#### ENTRIES SHOWN:
------------------------------------------------------------
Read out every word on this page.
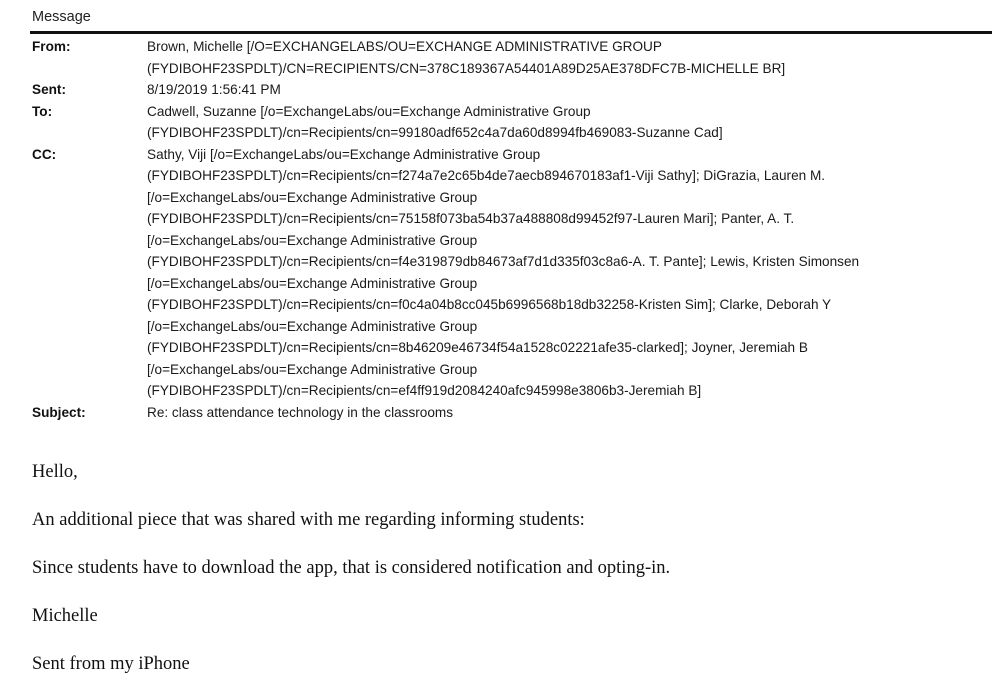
Message
From:	Brown, Michelle [/O=EXCHANGELABS/OU=EXCHANGE ADMINISTRATIVE GROUP
(FYDIBOHF23SPDLT)/CN=RECIPIENTS/CN=378C189367A54401A89D25AE378DFC7B-MICHELLE BR]
Sent:	8/19/2019 1:56:41 PM
To:	Cadwell, Suzanne [/o=ExchangeLabs/ou=Exchange Administrative Group
(FYDIBOHF23SPDLT)/cn=Recipients/cn=99180adf652c4a7da60d8994fb469083-Suzanne Cad]
CC:	Sathy, Viji [/o=ExchangeLabs/ou=Exchange Administrative Group
(FYDIBOHF23SPDLT)/cn=Recipients/cn=f274a7e2c65b4de7aecb894670183af1-Viji Sathy]; DiGrazia, Lauren M.
[/o=ExchangeLabs/ou=Exchange Administrative Group
(FYDIBOHF23SPDLT)/cn=Recipients/cn=75158f073ba54b37a488808d99452f97-Lauren Mari]; Panter, A. T.
[/o=ExchangeLabs/ou=Exchange Administrative Group
(FYDIBOHF23SPDLT)/cn=Recipients/cn=f4e319879db84673af7d1d335f03c8a6-A. T. Pante]; Lewis, Kristen Simonsen
[/o=ExchangeLabs/ou=Exchange Administrative Group
(FYDIBOHF23SPDLT)/cn=Recipients/cn=f0c4a04b8cc045b6996568b18db32258-Kristen Sim]; Clarke, Deborah Y
[/o=ExchangeLabs/ou=Exchange Administrative Group
(FYDIBOHF23SPDLT)/cn=Recipients/cn=8b46209e46734f54a1528c02221afe35-clarked]; Joyner, Jeremiah B
[/o=ExchangeLabs/ou=Exchange Administrative Group
(FYDIBOHF23SPDLT)/cn=Recipients/cn=ef4ff919d2084240afc945998e3806b3-Jeremiah B]
Subject:	Re: class attendance technology in the classrooms

Hello,

An additional piece that was shared with me regarding informing students:

Since students have to download the app, that is considered notification and opting-in.

Michelle

Sent from my iPhone
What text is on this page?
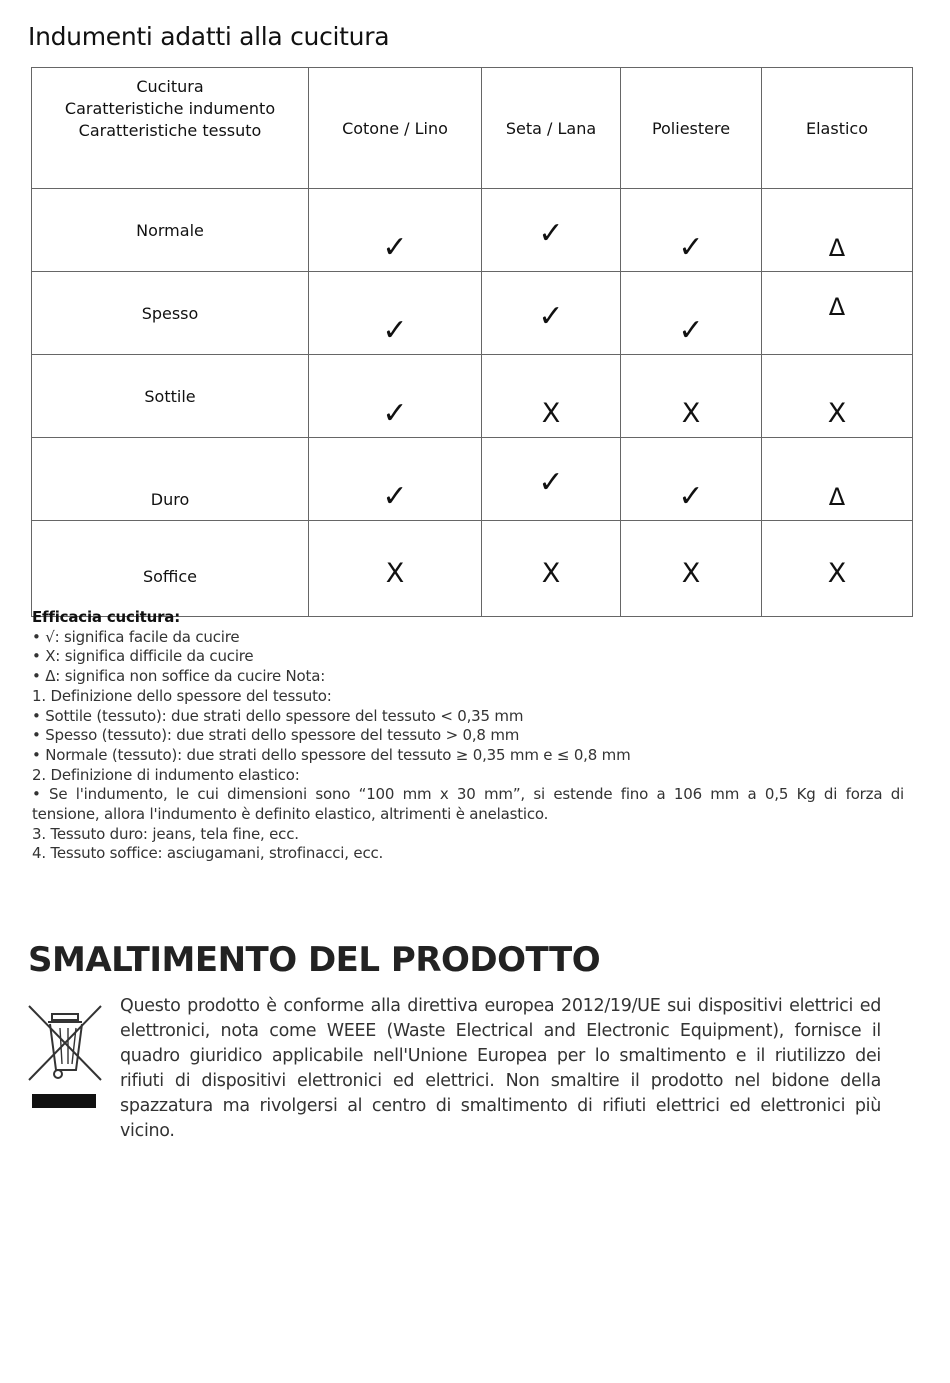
Indumenti adatti alla cucitura
Cucitura
Caratteristiche indumento
Caratteristiche tessuto	Cotone / Lino	Seta / Lana	Poliestere	Elastico

Normale	✓	✓	✓	Δ

Spesso	✓	✓	✓	Δ

Sottile	✓	X	X	X

Duro	✓	✓	✓	Δ

Soffice	X	X	X	X
Efficacia cucitura:
• √: significa facile da cucire
• X: significa difficile da cucire
• Δ: significa non soffice da cucire Nota:
1. Definizione dello spessore del tessuto:
• Sottile (tessuto): due strati dello spessore del tessuto < 0,35 mm
• Spesso (tessuto): due strati dello spessore del tessuto > 0,8 mm
• Normale (tessuto): due strati dello spessore del tessuto ≥ 0,35 mm e ≤ 0,8 mm
2. Definizione di indumento elastico:
• Se l'indumento, le cui dimensioni sono “100 mm x 30 mm”, si estende fino a 106 mm a 0,5 Kg di forza di
tensione, allora l'indumento è definito elastico, altrimenti è anelastico.
3. Tessuto duro: jeans, tela fine, ecc.
4. Tessuto soffice: asciugamani, strofinacci, ecc.
SMALTIMENTO DEL PRODOTTO
Questo prodotto è conforme alla direttiva europea 2012/19/UE sui dispositivi elettrici ed elettronici, nota come WEEE (Waste Electrical and Electronic Equipment), fornisce il quadro giuridico applicabile nell'Unione Europea per lo smaltimento e il riutilizzo dei rifiuti di dispositivi elettronici ed elettrici. Non smaltire il prodotto nel bidone della spazzatura ma rivolgersi al centro di smaltimento di rifiuti elettrici ed elettronici più vicino.
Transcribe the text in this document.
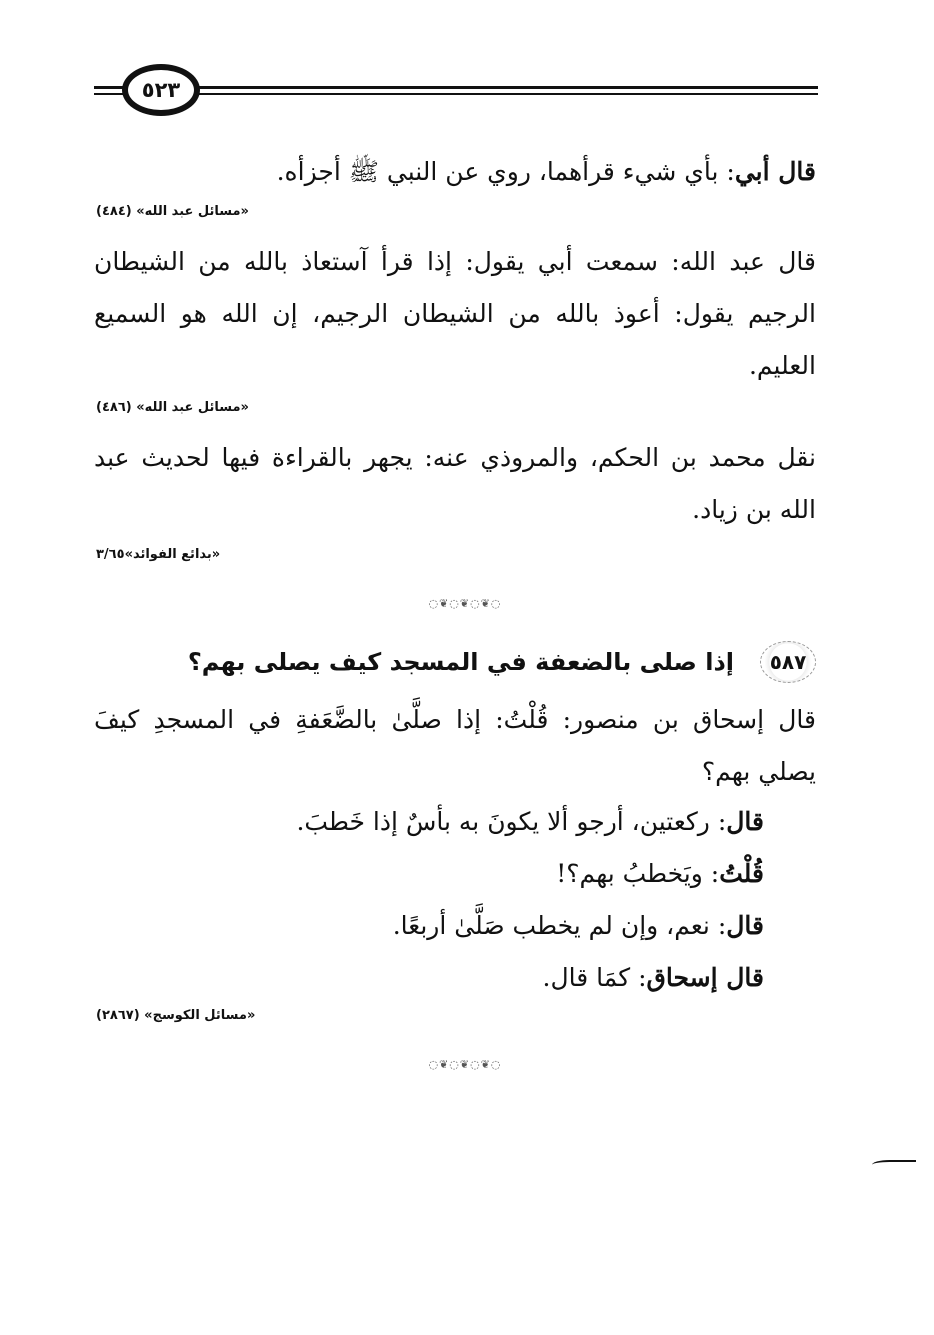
٥٢٣
قال أبي: بأي شيء قرأهما، روي عن النبي ﷺ أجزأه.
«مسائل عبد الله» (٤٨٤)
قال عبد الله: سمعت أبي يقول: إذا قرأ آستعاذ بالله من الشيطان الرجيم يقول: أعوذ بالله من الشيطان الرجيم، إن الله هو السميع العليم.
«مسائل عبد الله» (٤٨٦)
نقل محمد بن الحكم، والمروذي عنه: يجهر بالقراءة فيها لحديث عبد الله بن زياد.
«بدائع الفوائد»٣/٦٥
◌❦◌❦◌❦◌
٥٨٧
إذا صلى بالضعفة في المسجد كيف يصلى بهم؟
قال إسحاق بن منصور: قُلْتُ: إذا صلَّىٰ بالضَّعَفةِ في المسجدِ كيفَ يصلي بهم؟
قال: ركعتين، أرجو ألا يكونَ به بأسٌ إذا خَطبَ.
قُلْتُ: ويَخطبُ بهم؟!
قال: نعم، وإن لم يخطب صَلَّىٰ أربعًا.
قال إسحاق: كمَا قال.
«مسائل الكوسج» (٢٨٦٧)
◌❦◌❦◌❦◌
------------------------------------------------------------
#### WORK REQUIRED:
Nothing in the entries should change as you copy them, except that the pictures are left out.

#### OUTPUT FOR THIS EXERCISE:
Read out every word on this page.
Message
From:	Brown, Michelle [/O=EXCHANGELABS/OU=EXCHANGE ADMINISTRATIVE GROUP
(FYDIBOHF23SPDLT)/CN=RECIPIENTS/CN=378C189367A54401A89D25AE378DFC7B-MICHELLE BR]
Sent:	8/19/2019 1:56:41 PM
To:	Cadwell, Suzanne [/o=ExchangeLabs/ou=Exchange Administrative Group
(FYDIBOHF23SPDLT)/cn=Recipients/cn=99180adf652c4a7da60d8994fb469083-Suzanne Cad]
CC:	Sathy, Viji [/o=ExchangeLabs/ou=Exchange Administrative Group
(FYDIBOHF23SPDLT)/cn=Recipients/cn=f274a7e2c65b4de7aecb894670183af1-Viji Sathy]; DiGrazia, Lauren M.
[/o=ExchangeLabs/ou=Exchange Administrative Group
(FYDIBOHF23SPDLT)/cn=Recipients/cn=75158f073ba54b37a488808d99452f97-Lauren Mari]; Panter, A. T.
[/o=ExchangeLabs/ou=Exchange Administrative Group
(FYDIBOHF23SPDLT)/cn=Recipients/cn=f4e319879db84673af7d1d335f03c8a6-A. T. Pante]; Lewis, Kristen Simonsen
[/o=ExchangeLabs/ou=Exchange Administrative Group
(FYDIBOHF23SPDLT)/cn=Recipients/cn=f0c4a04b8cc045b6996568b18db32258-Kristen Sim]; Clarke, Deborah Y
[/o=ExchangeLabs/ou=Exchange Administrative Group
(FYDIBOHF23SPDLT)/cn=Recipients/cn=8b46209e46734f54a1528c02221afe35-clarked]; Joyner, Jeremiah B
[/o=ExchangeLabs/ou=Exchange Administrative Group
(FYDIBOHF23SPDLT)/cn=Recipients/cn=ef4ff919d2084240afc945998e3806b3-Jeremiah B]
Subject:	Re: class attendance technology in the classrooms

Hello,

An additional piece that was shared with me regarding informing students:

Since students have to download the app, that is considered notification and opting-in.

Michelle

Sent from my iPhone
What text is on this page?
Indumenti adatti alla cucitura
Cucitura
Caratteristiche indumento
Caratteristiche tessuto	Cotone / Lino	Seta / Lana	Poliestere	Elastico

Normale	✓	✓	✓	Δ

Spesso	✓	✓	✓	Δ

Sottile	✓	X	X	X

Duro	✓	✓	✓	Δ

Soffice	X	X	X	X
Efficacia cucitura:
• √: significa facile da cucire
• X: significa difficile da cucire
• Δ: significa non soffice da cucire Nota:
1. Definizione dello spessore del tessuto:
• Sottile (tessuto): due strati dello spessore del tessuto < 0,35 mm
• Spesso (tessuto): due strati dello spessore del tessuto > 0,8 mm
• Normale (tessuto): due strati dello spessore del tessuto ≥ 0,35 mm e ≤ 0,8 mm
2. Definizione di indumento elastico:
• Se l'indumento, le cui dimensioni sono “100 mm x 30 mm”, si estende fino a 106 mm a 0,5 Kg di forza di
tensione, allora l'indumento è definito elastico, altrimenti è anelastico.
3. Tessuto duro: jeans, tela fine, ecc.
4. Tessuto soffice: asciugamani, strofinacci, ecc.
SMALTIMENTO DEL PRODOTTO
Questo prodotto è conforme alla direttiva europea 2012/19/UE sui dispositivi elettrici ed elettronici, nota come WEEE (Waste Electrical and Electronic Equipment), fornisce il quadro giuridico applicabile nell'Unione Europea per lo smaltimento e il riutilizzo dei rifiuti di dispositivi elettronici ed elettrici. Non smaltire il prodotto nel bidone della spazzatura ma rivolgersi al centro di smaltimento di rifiuti elettrici ed elettronici più vicino.
Transcribe the text in this document.
٥٢٣
قال أبي: بأي شيء قرأهما، روي عن النبي ﷺ أجزأه.
«مسائل عبد الله» (٤٨٤)
قال عبد الله: سمعت أبي يقول: إذا قرأ آستعاذ بالله من الشيطان الرجيم يقول: أعوذ بالله من الشيطان الرجيم، إن الله هو السميع العليم.
«مسائل عبد الله» (٤٨٦)
نقل محمد بن الحكم، والمروذي عنه: يجهر بالقراءة فيها لحديث عبد الله بن زياد.
«بدائع الفوائد»٣/٦٥
◌❦◌❦◌❦◌
٥٨٧
إذا صلى بالضعفة في المسجد كيف يصلى بهم؟
قال إسحاق بن منصور: قُلْتُ: إذا صلَّىٰ بالضَّعَفةِ في المسجدِ كيفَ يصلي بهم؟
قال: ركعتين، أرجو ألا يكونَ به بأسٌ إذا خَطبَ.
قُلْتُ: ويَخطبُ بهم؟!
قال: نعم، وإن لم يخطب صَلَّىٰ أربعًا.
قال إسحاق: كمَا قال.
«مسائل الكوسج» (٢٨٦٧)
◌❦◌❦◌❦◌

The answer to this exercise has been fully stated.